**Prompt:**
Restate all the material verbatim, except for the pictures.

#### Data in this exercise

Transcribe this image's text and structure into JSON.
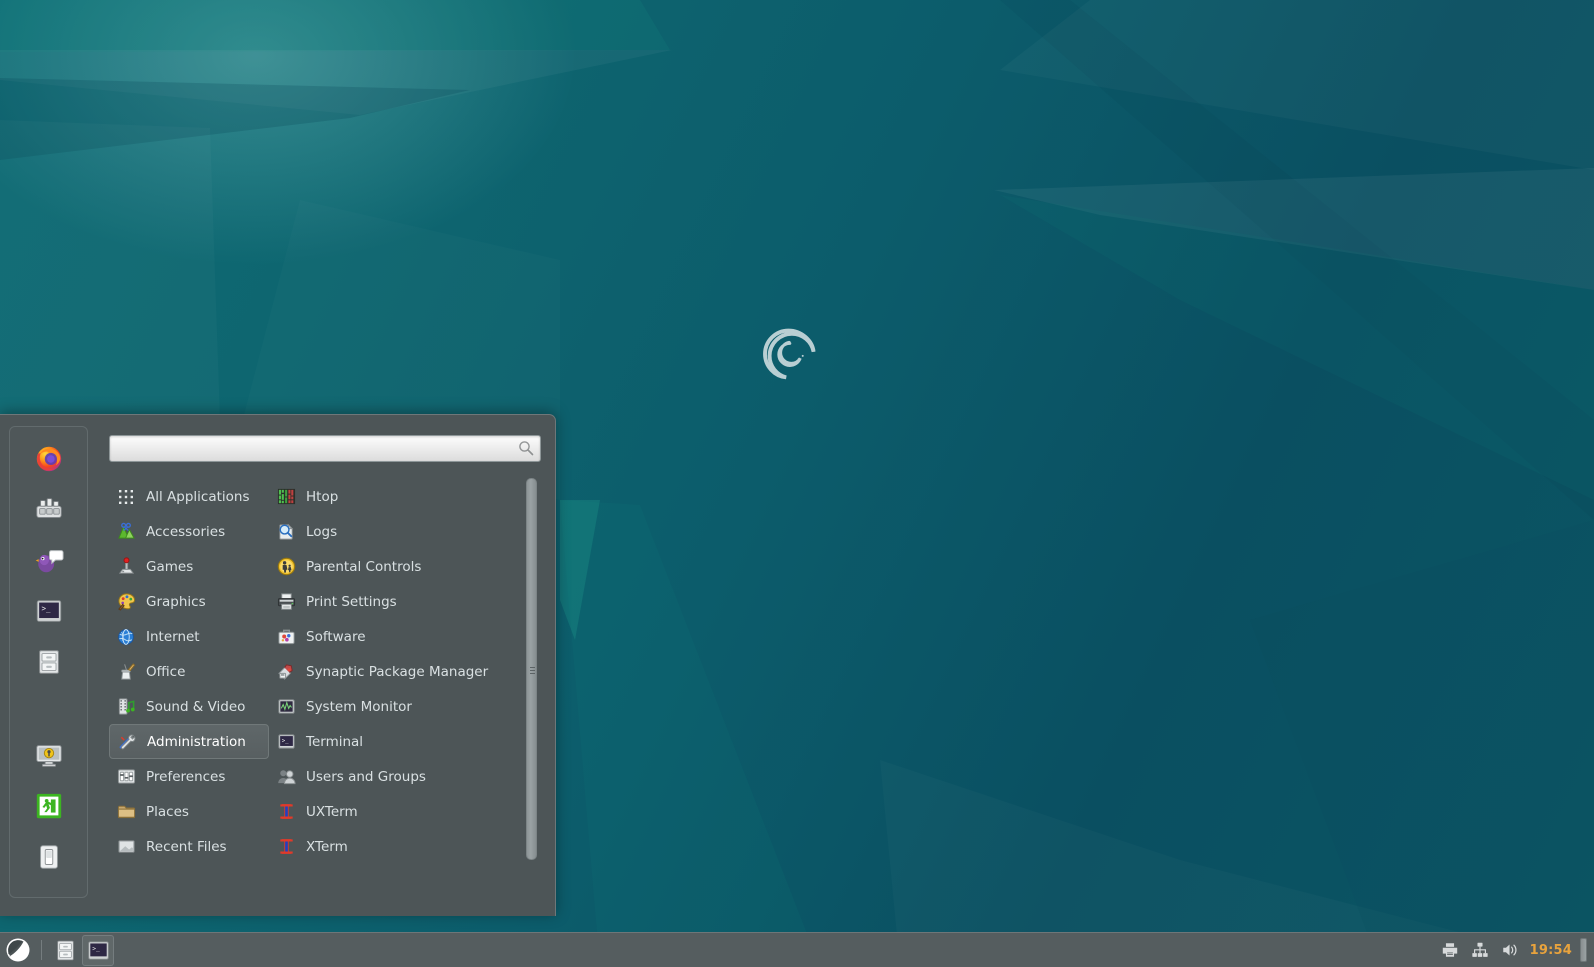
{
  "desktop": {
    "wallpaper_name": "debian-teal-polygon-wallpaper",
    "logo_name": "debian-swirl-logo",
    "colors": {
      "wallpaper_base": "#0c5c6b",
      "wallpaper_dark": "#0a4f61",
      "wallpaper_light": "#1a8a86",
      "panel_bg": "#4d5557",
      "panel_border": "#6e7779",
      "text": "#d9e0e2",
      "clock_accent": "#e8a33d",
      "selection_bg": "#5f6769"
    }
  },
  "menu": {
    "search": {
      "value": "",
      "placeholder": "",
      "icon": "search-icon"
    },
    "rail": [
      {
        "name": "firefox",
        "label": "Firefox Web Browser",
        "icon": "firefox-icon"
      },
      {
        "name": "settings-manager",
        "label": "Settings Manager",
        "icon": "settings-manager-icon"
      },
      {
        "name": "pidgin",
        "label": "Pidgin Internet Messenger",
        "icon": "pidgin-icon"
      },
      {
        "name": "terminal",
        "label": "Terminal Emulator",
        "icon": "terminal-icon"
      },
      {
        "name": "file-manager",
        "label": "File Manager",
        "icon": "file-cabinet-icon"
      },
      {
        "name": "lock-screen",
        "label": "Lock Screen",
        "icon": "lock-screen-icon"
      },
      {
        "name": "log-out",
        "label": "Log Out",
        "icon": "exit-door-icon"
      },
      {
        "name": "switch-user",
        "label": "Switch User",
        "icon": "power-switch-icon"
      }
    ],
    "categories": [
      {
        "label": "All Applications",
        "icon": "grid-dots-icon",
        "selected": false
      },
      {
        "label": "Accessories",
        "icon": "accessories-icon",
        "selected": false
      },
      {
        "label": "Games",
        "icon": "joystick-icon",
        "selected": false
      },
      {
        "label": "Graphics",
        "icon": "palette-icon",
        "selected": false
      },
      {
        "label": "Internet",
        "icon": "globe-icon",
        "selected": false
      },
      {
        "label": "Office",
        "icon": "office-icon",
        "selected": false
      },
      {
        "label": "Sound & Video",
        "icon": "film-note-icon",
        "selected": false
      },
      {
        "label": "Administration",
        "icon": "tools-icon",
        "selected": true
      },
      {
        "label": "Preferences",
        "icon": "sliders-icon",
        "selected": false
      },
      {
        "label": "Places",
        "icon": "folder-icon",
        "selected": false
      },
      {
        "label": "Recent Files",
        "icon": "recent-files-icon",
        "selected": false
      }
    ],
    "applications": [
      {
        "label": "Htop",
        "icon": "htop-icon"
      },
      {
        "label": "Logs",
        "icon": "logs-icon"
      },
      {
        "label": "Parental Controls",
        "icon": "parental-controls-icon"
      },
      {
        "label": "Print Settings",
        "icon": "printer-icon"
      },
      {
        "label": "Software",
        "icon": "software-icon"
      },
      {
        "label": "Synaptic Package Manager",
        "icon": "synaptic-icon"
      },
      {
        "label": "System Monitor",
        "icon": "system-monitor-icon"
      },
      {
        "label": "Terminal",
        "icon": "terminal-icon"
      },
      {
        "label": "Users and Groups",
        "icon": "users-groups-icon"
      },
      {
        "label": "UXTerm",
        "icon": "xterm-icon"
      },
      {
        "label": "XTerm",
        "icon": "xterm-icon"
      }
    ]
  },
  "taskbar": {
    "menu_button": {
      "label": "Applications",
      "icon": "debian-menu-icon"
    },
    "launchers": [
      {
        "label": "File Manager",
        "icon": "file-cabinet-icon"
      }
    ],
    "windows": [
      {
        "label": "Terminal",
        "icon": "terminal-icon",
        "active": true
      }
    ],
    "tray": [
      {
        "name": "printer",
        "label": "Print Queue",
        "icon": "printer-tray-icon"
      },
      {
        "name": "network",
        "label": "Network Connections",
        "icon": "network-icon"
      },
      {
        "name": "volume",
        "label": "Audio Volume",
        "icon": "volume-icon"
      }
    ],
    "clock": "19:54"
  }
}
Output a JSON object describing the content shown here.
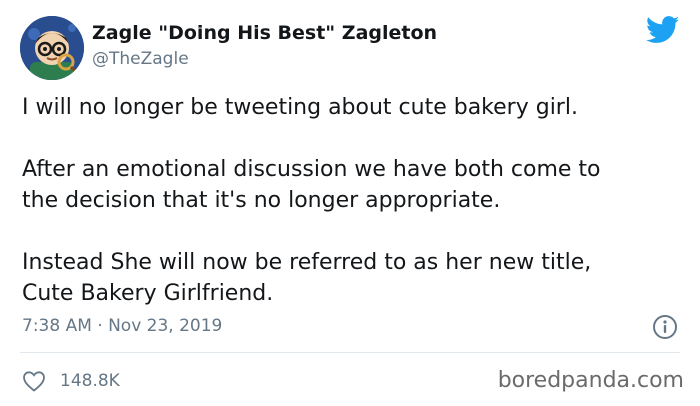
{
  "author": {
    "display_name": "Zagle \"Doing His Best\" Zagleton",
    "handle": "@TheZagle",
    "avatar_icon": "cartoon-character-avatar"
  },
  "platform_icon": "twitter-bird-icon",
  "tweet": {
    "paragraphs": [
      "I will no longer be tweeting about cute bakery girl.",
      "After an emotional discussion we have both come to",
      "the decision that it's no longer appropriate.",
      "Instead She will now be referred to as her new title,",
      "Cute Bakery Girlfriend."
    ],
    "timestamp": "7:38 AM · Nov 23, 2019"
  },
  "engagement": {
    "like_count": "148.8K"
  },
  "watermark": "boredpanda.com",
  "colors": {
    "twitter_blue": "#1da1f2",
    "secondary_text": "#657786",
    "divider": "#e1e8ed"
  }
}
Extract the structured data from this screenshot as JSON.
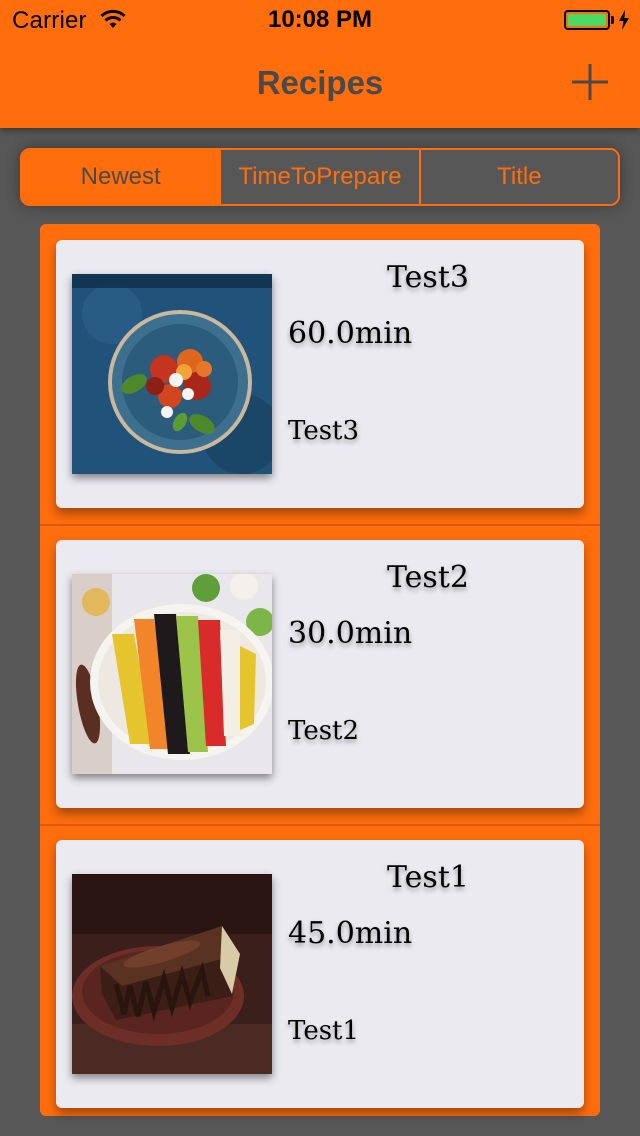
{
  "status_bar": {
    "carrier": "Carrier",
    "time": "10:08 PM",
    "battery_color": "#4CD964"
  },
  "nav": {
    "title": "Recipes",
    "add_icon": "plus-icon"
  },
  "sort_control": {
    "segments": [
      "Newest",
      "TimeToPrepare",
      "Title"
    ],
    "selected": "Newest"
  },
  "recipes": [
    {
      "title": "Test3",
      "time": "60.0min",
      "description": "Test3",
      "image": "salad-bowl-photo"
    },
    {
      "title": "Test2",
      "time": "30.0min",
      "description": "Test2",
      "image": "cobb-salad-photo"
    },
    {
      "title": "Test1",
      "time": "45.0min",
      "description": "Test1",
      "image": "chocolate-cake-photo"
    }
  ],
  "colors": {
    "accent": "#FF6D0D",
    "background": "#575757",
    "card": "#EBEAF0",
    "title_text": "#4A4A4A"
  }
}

########

**Problem solution:**
Transcribe this image's text and structure into JSON.
{
  "desktop": {
    "wallpaper_name": "debian-teal-polygon-wallpaper",
    "logo_name": "debian-swirl-logo",
    "colors": {
      "wallpaper_base": "#0c5c6b",
      "wallpaper_dark": "#0a4f61",
      "wallpaper_light": "#1a8a86",
      "panel_bg": "#4d5557",
      "panel_border": "#6e7779",
      "text": "#d9e0e2",
      "clock_accent": "#e8a33d",
      "selection_bg": "#5f6769"
    }
  },
  "menu": {
    "search": {
      "value": "",
      "placeholder": "",
      "icon": "search-icon"
    },
    "rail": [
      {
        "name": "firefox",
        "label": "Firefox Web Browser",
        "icon": "firefox-icon"
      },
      {
        "name": "settings-manager",
        "label": "Settings Manager",
        "icon": "settings-manager-icon"
      },
      {
        "name": "pidgin",
        "label": "Pidgin Internet Messenger",
        "icon": "pidgin-icon"
      },
      {
        "name": "terminal",
        "label": "Terminal Emulator",
        "icon": "terminal-icon"
      },
      {
        "name": "file-manager",
        "label": "File Manager",
        "icon": "file-cabinet-icon"
      },
      {
        "name": "lock-screen",
        "label": "Lock Screen",
        "icon": "lock-screen-icon"
      },
      {
        "name": "log-out",
        "label": "Log Out",
        "icon": "exit-door-icon"
      },
      {
        "name": "switch-user",
        "label": "Switch User",
        "icon": "power-switch-icon"
      }
    ],
    "categories": [
      {
        "label": "All Applications",
        "icon": "grid-dots-icon",
        "selected": false
      },
      {
        "label": "Accessories",
        "icon": "accessories-icon",
        "selected": false
      },
      {
        "label": "Games",
        "icon": "joystick-icon",
        "selected": false
      },
      {
        "label": "Graphics",
        "icon": "palette-icon",
        "selected": false
      },
      {
        "label": "Internet",
        "icon": "globe-icon",
        "selected": false
      },
      {
        "label": "Office",
        "icon": "office-icon",
        "selected": false
      },
      {
        "label": "Sound & Video",
        "icon": "film-note-icon",
        "selected": false
      },
      {
        "label": "Administration",
        "icon": "tools-icon",
        "selected": true
      },
      {
        "label": "Preferences",
        "icon": "sliders-icon",
        "selected": false
      },
      {
        "label": "Places",
        "icon": "folder-icon",
        "selected": false
      },
      {
        "label": "Recent Files",
        "icon": "recent-files-icon",
        "selected": false
      }
    ],
    "applications": [
      {
        "label": "Htop",
        "icon": "htop-icon"
      },
      {
        "label": "Logs",
        "icon": "logs-icon"
      },
      {
        "label": "Parental Controls",
        "icon": "parental-controls-icon"
      },
      {
        "label": "Print Settings",
        "icon": "printer-icon"
      },
      {
        "label": "Software",
        "icon": "software-icon"
      },
      {
        "label": "Synaptic Package Manager",
        "icon": "synaptic-icon"
      },
      {
        "label": "System Monitor",
        "icon": "system-monitor-icon"
      },
      {
        "label": "Terminal",
        "icon": "terminal-icon"
      },
      {
        "label": "Users and Groups",
        "icon": "users-groups-icon"
      },
      {
        "label": "UXTerm",
        "icon": "xterm-icon"
      },
      {
        "label": "XTerm",
        "icon": "xterm-icon"
      }
    ]
  },
  "taskbar": {
    "menu_button": {
      "label": "Applications",
      "icon": "debian-menu-icon"
    },
    "launchers": [
      {
        "label": "File Manager",
        "icon": "file-cabinet-icon"
      }
    ],
    "windows": [
      {
        "label": "Terminal",
        "icon": "terminal-icon",
        "active": true
      }
    ],
    "tray": [
      {
        "name": "printer",
        "label": "Print Queue",
        "icon": "printer-tray-icon"
      },
      {
        "name": "network",
        "label": "Network Connections",
        "icon": "network-icon"
      },
      {
        "name": "volume",
        "label": "Audio Volume",
        "icon": "volume-icon"
      }
    ],
    "clock": "19:54"
  }
}
Output a JSON object describing the content shown here.
{
  "author": {
    "display_name": "Zagle \"Doing His Best\" Zagleton",
    "handle": "@TheZagle",
    "avatar_icon": "cartoon-character-avatar"
  },
  "platform_icon": "twitter-bird-icon",
  "tweet": {
    "paragraphs": [
      "I will no longer be tweeting about cute bakery girl.",
      "After an emotional discussion we have both come to",
      "the decision that it's no longer appropriate.",
      "Instead She will now be referred to as her new title,",
      "Cute Bakery Girlfriend."
    ],
    "timestamp": "7:38 AM · Nov 23, 2019"
  },
  "engagement": {
    "like_count": "148.8K"
  },
  "watermark": "boredpanda.com",
  "colors": {
    "twitter_blue": "#1da1f2",
    "secondary_text": "#657786",
    "divider": "#e1e8ed"
  }
}
Extract the structured data from this screenshot as JSON.
{
  "status_bar": {
    "carrier": "Carrier",
    "time": "10:08 PM",
    "battery_color": "#4CD964"
  },
  "nav": {
    "title": "Recipes",
    "add_icon": "plus-icon"
  },
  "sort_control": {
    "segments": [
      "Newest",
      "TimeToPrepare",
      "Title"
    ],
    "selected": "Newest"
  },
  "recipes": [
    {
      "title": "Test3",
      "time": "60.0min",
      "description": "Test3",
      "image": "salad-bowl-photo"
    },
    {
      "title": "Test2",
      "time": "30.0min",
      "description": "Test2",
      "image": "cobb-salad-photo"
    },
    {
      "title": "Test1",
      "time": "45.0min",
      "description": "Test1",
      "image": "chocolate-cake-photo"
    }
  ],
  "colors": {
    "accent": "#FF6D0D",
    "background": "#575757",
    "card": "#EBEAF0",
    "title_text": "#4A4A4A"
  }
}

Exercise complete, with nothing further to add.